---------- EXERCISE INPUTS ----------
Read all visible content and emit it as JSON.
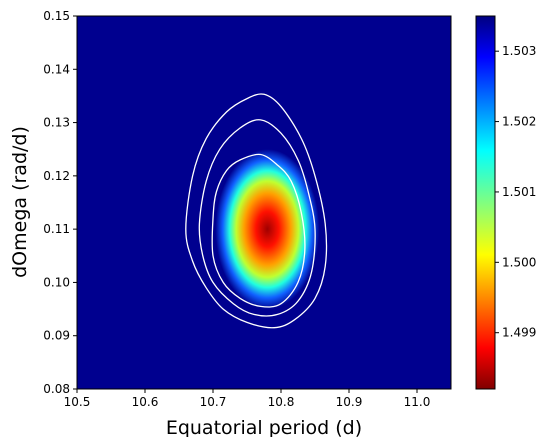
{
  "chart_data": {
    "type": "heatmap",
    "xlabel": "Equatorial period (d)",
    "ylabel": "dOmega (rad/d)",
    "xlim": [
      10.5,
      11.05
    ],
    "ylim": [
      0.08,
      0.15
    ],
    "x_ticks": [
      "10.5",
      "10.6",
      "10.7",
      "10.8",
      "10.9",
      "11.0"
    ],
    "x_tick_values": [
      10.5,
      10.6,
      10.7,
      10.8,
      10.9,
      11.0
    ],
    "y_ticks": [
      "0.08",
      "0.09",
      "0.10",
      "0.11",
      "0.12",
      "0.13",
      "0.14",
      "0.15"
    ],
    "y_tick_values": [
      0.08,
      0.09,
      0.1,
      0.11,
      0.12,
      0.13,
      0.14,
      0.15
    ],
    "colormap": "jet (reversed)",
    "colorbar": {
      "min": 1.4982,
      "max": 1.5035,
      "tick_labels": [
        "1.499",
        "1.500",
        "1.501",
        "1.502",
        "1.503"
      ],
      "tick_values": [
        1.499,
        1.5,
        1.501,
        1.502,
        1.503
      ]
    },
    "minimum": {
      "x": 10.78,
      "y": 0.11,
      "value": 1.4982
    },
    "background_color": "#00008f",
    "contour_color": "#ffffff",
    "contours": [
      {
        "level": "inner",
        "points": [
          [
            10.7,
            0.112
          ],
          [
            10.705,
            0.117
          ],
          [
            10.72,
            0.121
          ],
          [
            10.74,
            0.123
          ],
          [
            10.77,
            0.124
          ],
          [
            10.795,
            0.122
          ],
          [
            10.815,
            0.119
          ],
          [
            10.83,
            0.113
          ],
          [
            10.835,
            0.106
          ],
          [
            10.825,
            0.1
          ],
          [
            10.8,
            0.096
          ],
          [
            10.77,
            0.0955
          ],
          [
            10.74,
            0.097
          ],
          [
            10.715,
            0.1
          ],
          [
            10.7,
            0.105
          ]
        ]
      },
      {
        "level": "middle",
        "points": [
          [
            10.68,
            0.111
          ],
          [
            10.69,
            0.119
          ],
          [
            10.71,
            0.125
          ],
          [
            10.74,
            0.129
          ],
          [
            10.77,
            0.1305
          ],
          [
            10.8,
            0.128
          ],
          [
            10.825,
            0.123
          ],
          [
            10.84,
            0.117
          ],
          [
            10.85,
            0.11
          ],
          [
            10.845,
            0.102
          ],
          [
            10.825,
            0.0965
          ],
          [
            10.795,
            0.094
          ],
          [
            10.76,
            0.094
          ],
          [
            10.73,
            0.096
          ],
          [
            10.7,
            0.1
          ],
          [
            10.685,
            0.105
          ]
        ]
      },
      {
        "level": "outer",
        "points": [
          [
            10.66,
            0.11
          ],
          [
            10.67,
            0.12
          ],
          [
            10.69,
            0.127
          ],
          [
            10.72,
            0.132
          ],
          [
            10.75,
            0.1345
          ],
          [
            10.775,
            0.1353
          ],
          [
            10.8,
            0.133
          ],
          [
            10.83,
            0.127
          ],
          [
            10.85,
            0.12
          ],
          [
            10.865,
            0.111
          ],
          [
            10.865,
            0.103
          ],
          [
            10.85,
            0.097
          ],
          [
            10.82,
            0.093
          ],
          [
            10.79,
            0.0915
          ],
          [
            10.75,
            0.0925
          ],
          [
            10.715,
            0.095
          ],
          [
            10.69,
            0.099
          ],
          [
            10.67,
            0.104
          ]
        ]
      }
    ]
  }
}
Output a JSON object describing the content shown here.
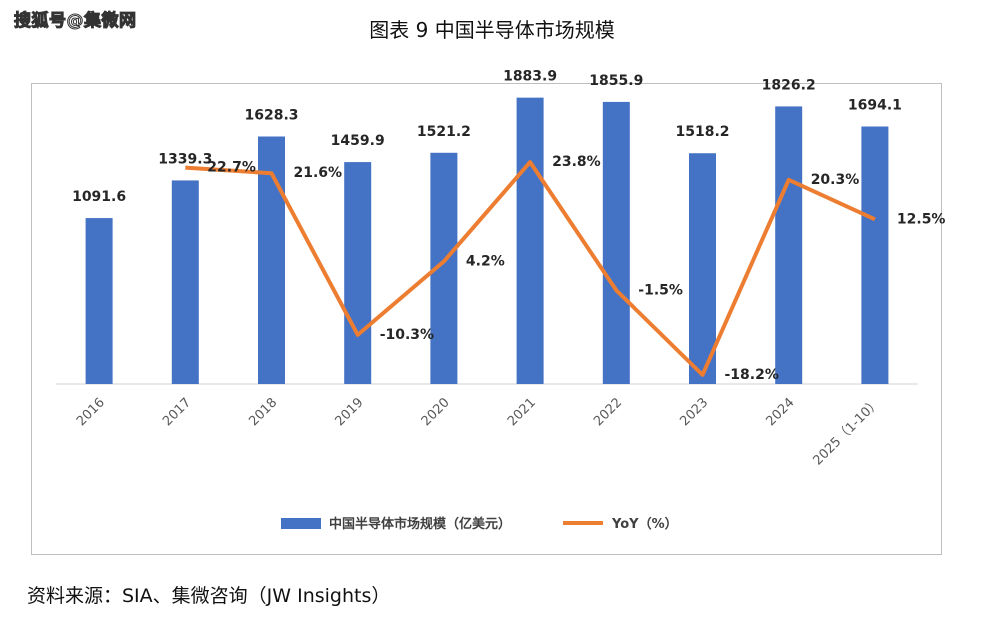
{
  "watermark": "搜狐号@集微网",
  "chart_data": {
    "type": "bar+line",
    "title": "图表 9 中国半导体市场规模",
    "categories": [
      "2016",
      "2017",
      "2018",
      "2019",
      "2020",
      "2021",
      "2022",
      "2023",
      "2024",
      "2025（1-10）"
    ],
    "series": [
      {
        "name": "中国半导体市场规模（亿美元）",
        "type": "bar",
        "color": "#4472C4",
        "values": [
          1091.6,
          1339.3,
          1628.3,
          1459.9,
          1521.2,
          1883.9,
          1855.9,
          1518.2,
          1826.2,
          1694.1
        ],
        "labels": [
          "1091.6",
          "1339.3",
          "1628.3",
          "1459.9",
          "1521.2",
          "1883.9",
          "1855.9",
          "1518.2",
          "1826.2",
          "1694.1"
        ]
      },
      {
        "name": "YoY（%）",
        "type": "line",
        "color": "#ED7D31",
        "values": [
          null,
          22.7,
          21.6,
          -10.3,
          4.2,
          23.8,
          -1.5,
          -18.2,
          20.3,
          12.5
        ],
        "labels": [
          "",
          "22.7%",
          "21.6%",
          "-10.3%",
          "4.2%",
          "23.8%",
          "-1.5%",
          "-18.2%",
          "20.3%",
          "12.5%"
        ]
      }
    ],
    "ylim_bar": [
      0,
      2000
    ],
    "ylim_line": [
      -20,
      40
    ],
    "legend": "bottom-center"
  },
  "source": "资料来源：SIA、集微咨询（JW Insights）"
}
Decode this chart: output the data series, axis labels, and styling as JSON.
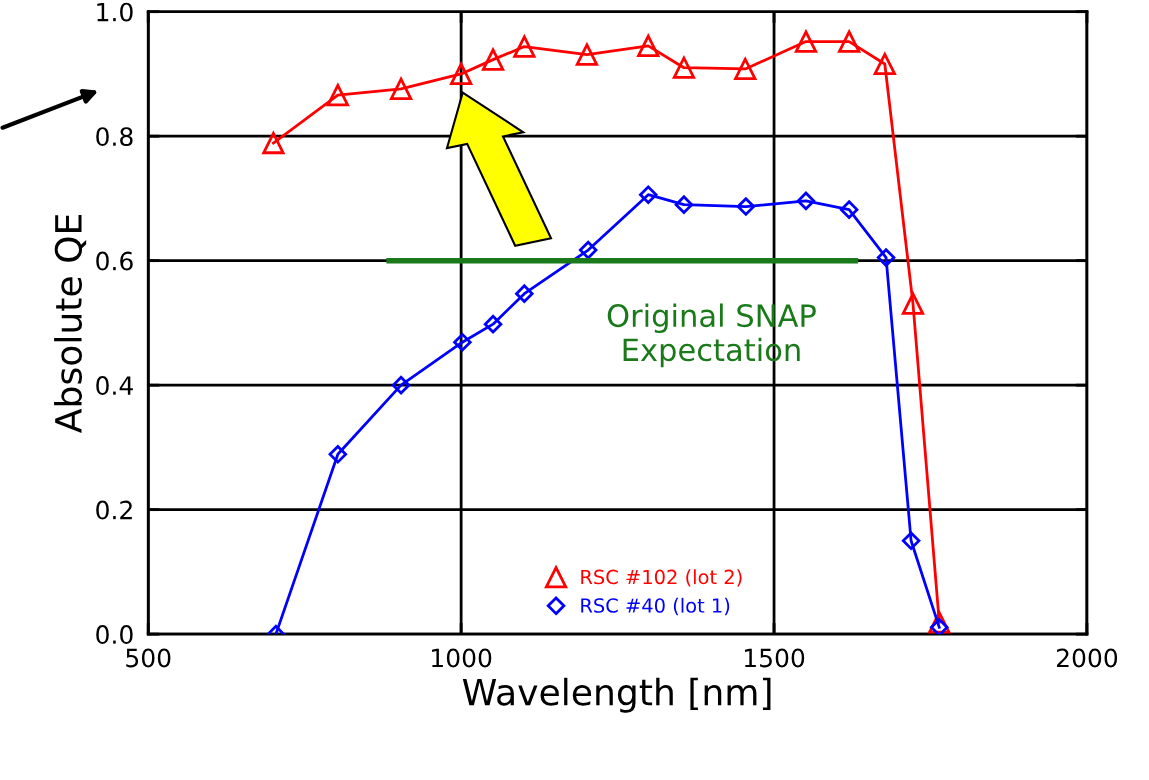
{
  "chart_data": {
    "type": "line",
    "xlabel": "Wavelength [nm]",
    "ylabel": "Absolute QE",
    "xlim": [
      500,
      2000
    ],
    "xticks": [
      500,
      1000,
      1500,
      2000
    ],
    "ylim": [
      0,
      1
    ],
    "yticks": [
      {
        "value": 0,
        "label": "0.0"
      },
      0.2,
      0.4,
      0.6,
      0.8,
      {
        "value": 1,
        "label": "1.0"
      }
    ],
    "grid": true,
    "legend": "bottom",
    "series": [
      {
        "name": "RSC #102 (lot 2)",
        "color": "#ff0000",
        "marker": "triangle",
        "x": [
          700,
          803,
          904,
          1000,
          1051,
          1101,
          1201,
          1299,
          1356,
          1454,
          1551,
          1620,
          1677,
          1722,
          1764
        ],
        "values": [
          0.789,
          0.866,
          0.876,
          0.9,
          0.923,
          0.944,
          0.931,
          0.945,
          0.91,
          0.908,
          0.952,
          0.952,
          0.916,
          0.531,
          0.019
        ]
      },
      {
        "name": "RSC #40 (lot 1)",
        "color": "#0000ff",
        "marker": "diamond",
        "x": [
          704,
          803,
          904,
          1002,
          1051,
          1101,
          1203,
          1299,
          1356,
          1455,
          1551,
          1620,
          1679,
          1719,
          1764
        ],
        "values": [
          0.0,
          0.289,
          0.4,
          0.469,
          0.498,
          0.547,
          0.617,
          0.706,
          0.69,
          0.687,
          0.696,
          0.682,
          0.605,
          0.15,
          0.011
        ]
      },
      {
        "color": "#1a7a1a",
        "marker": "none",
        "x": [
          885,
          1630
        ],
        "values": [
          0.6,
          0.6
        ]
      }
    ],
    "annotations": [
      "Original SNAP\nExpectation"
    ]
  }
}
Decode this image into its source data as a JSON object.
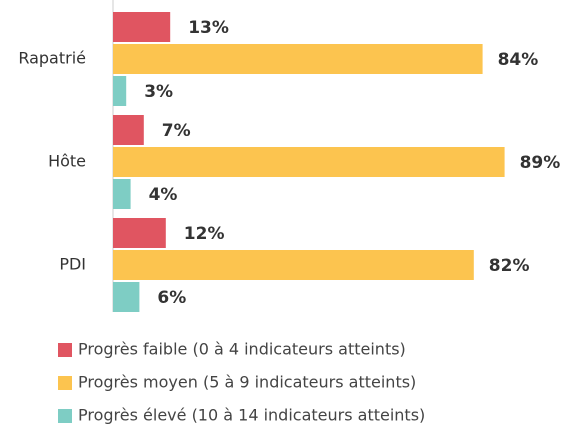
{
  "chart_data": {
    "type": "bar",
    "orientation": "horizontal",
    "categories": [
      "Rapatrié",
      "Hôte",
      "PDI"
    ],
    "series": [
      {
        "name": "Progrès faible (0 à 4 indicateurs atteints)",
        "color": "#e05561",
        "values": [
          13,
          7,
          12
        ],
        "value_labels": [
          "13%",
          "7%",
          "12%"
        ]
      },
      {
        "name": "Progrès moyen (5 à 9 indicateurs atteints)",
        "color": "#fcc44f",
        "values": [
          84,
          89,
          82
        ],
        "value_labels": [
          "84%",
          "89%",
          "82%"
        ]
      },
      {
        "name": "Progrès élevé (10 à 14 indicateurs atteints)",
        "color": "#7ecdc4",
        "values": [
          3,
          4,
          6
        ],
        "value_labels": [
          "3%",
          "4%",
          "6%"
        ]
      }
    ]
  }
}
----------
DIRECTIONS FOR THIS TASK
Restate the records word for word, omitting images.

FULL RESPONSE
Read all visible content and emit it as JSON.
{
  "chart_data": {
    "type": "heatmap",
    "xlabel": "Equatorial period (d)",
    "ylabel": "dOmega (rad/d)",
    "xlim": [
      10.5,
      11.05
    ],
    "ylim": [
      0.08,
      0.15
    ],
    "x_ticks": [
      "10.5",
      "10.6",
      "10.7",
      "10.8",
      "10.9",
      "11.0"
    ],
    "x_tick_values": [
      10.5,
      10.6,
      10.7,
      10.8,
      10.9,
      11.0
    ],
    "y_ticks": [
      "0.08",
      "0.09",
      "0.10",
      "0.11",
      "0.12",
      "0.13",
      "0.14",
      "0.15"
    ],
    "y_tick_values": [
      0.08,
      0.09,
      0.1,
      0.11,
      0.12,
      0.13,
      0.14,
      0.15
    ],
    "colormap": "jet (reversed)",
    "colorbar": {
      "min": 1.4982,
      "max": 1.5035,
      "tick_labels": [
        "1.499",
        "1.500",
        "1.501",
        "1.502",
        "1.503"
      ],
      "tick_values": [
        1.499,
        1.5,
        1.501,
        1.502,
        1.503
      ]
    },
    "minimum": {
      "x": 10.78,
      "y": 0.11,
      "value": 1.4982
    },
    "background_color": "#00008f",
    "contour_color": "#ffffff",
    "contours": [
      {
        "level": "inner",
        "points": [
          [
            10.7,
            0.112
          ],
          [
            10.705,
            0.117
          ],
          [
            10.72,
            0.121
          ],
          [
            10.74,
            0.123
          ],
          [
            10.77,
            0.124
          ],
          [
            10.795,
            0.122
          ],
          [
            10.815,
            0.119
          ],
          [
            10.83,
            0.113
          ],
          [
            10.835,
            0.106
          ],
          [
            10.825,
            0.1
          ],
          [
            10.8,
            0.096
          ],
          [
            10.77,
            0.0955
          ],
          [
            10.74,
            0.097
          ],
          [
            10.715,
            0.1
          ],
          [
            10.7,
            0.105
          ]
        ]
      },
      {
        "level": "middle",
        "points": [
          [
            10.68,
            0.111
          ],
          [
            10.69,
            0.119
          ],
          [
            10.71,
            0.125
          ],
          [
            10.74,
            0.129
          ],
          [
            10.77,
            0.1305
          ],
          [
            10.8,
            0.128
          ],
          [
            10.825,
            0.123
          ],
          [
            10.84,
            0.117
          ],
          [
            10.85,
            0.11
          ],
          [
            10.845,
            0.102
          ],
          [
            10.825,
            0.0965
          ],
          [
            10.795,
            0.094
          ],
          [
            10.76,
            0.094
          ],
          [
            10.73,
            0.096
          ],
          [
            10.7,
            0.1
          ],
          [
            10.685,
            0.105
          ]
        ]
      },
      {
        "level": "outer",
        "points": [
          [
            10.66,
            0.11
          ],
          [
            10.67,
            0.12
          ],
          [
            10.69,
            0.127
          ],
          [
            10.72,
            0.132
          ],
          [
            10.75,
            0.1345
          ],
          [
            10.775,
            0.1353
          ],
          [
            10.8,
            0.133
          ],
          [
            10.83,
            0.127
          ],
          [
            10.85,
            0.12
          ],
          [
            10.865,
            0.111
          ],
          [
            10.865,
            0.103
          ],
          [
            10.85,
            0.097
          ],
          [
            10.82,
            0.093
          ],
          [
            10.79,
            0.0915
          ],
          [
            10.75,
            0.0925
          ],
          [
            10.715,
            0.095
          ],
          [
            10.69,
            0.099
          ],
          [
            10.67,
            0.104
          ]
        ]
      }
    ]
  }
}
Output a JSON object describing the content shown here.
{
  "watermark": "搜狐号@集微网",
  "chart_data": {
    "type": "bar+line",
    "title": "图表 9 中国半导体市场规模",
    "categories": [
      "2016",
      "2017",
      "2018",
      "2019",
      "2020",
      "2021",
      "2022",
      "2023",
      "2024",
      "2025（1-10）"
    ],
    "series": [
      {
        "name": "中国半导体市场规模（亿美元）",
        "type": "bar",
        "color": "#4472C4",
        "values": [
          1091.6,
          1339.3,
          1628.3,
          1459.9,
          1521.2,
          1883.9,
          1855.9,
          1518.2,
          1826.2,
          1694.1
        ],
        "labels": [
          "1091.6",
          "1339.3",
          "1628.3",
          "1459.9",
          "1521.2",
          "1883.9",
          "1855.9",
          "1518.2",
          "1826.2",
          "1694.1"
        ]
      },
      {
        "name": "YoY（%）",
        "type": "line",
        "color": "#ED7D31",
        "values": [
          null,
          22.7,
          21.6,
          -10.3,
          4.2,
          23.8,
          -1.5,
          -18.2,
          20.3,
          12.5
        ],
        "labels": [
          "",
          "22.7%",
          "21.6%",
          "-10.3%",
          "4.2%",
          "23.8%",
          "-1.5%",
          "-18.2%",
          "20.3%",
          "12.5%"
        ]
      }
    ],
    "ylim_bar": [
      0,
      2000
    ],
    "ylim_line": [
      -20,
      40
    ],
    "legend": "bottom-center"
  },
  "source": "资料来源：SIA、集微咨询（JW Insights）"
}
Decode this chart: output the data series, axis labels, and styling as JSON.
{
  "chart_data": {
    "type": "line",
    "xlabel": "Wavelength [nm]",
    "ylabel": "Absolute QE",
    "xlim": [
      500,
      2000
    ],
    "xticks": [
      500,
      1000,
      1500,
      2000
    ],
    "ylim": [
      0,
      1
    ],
    "yticks": [
      {
        "value": 0,
        "label": "0.0"
      },
      0.2,
      0.4,
      0.6,
      0.8,
      {
        "value": 1,
        "label": "1.0"
      }
    ],
    "grid": true,
    "legend": "bottom",
    "series": [
      {
        "name": "RSC #102 (lot 2)",
        "color": "#ff0000",
        "marker": "triangle",
        "x": [
          700,
          803,
          904,
          1000,
          1051,
          1101,
          1201,
          1299,
          1356,
          1454,
          1551,
          1620,
          1677,
          1722,
          1764
        ],
        "values": [
          0.789,
          0.866,
          0.876,
          0.9,
          0.923,
          0.944,
          0.931,
          0.945,
          0.91,
          0.908,
          0.952,
          0.952,
          0.916,
          0.531,
          0.019
        ]
      },
      {
        "name": "RSC #40 (lot 1)",
        "color": "#0000ff",
        "marker": "diamond",
        "x": [
          704,
          803,
          904,
          1002,
          1051,
          1101,
          1203,
          1299,
          1356,
          1455,
          1551,
          1620,
          1679,
          1719,
          1764
        ],
        "values": [
          0.0,
          0.289,
          0.4,
          0.469,
          0.498,
          0.547,
          0.617,
          0.706,
          0.69,
          0.687,
          0.696,
          0.682,
          0.605,
          0.15,
          0.011
        ]
      },
      {
        "color": "#1a7a1a",
        "marker": "none",
        "x": [
          885,
          1630
        ],
        "values": [
          0.6,
          0.6
        ]
      }
    ],
    "annotations": [
      "Original SNAP\nExpectation"
    ]
  }
}
Decode this image into its source data as a JSON object.
{
  "chart_data": {
    "type": "bar",
    "orientation": "horizontal",
    "categories": [
      "Rapatrié",
      "Hôte",
      "PDI"
    ],
    "series": [
      {
        "name": "Progrès faible (0 à 4 indicateurs atteints)",
        "color": "#e05561",
        "values": [
          13,
          7,
          12
        ],
        "value_labels": [
          "13%",
          "7%",
          "12%"
        ]
      },
      {
        "name": "Progrès moyen (5 à 9 indicateurs atteints)",
        "color": "#fcc44f",
        "values": [
          84,
          89,
          82
        ],
        "value_labels": [
          "84%",
          "89%",
          "82%"
        ]
      },
      {
        "name": "Progrès élevé (10 à 14 indicateurs atteints)",
        "color": "#7ecdc4",
        "values": [
          3,
          4,
          6
        ],
        "value_labels": [
          "3%",
          "4%",
          "6%"
        ]
      }
    ]
  }
}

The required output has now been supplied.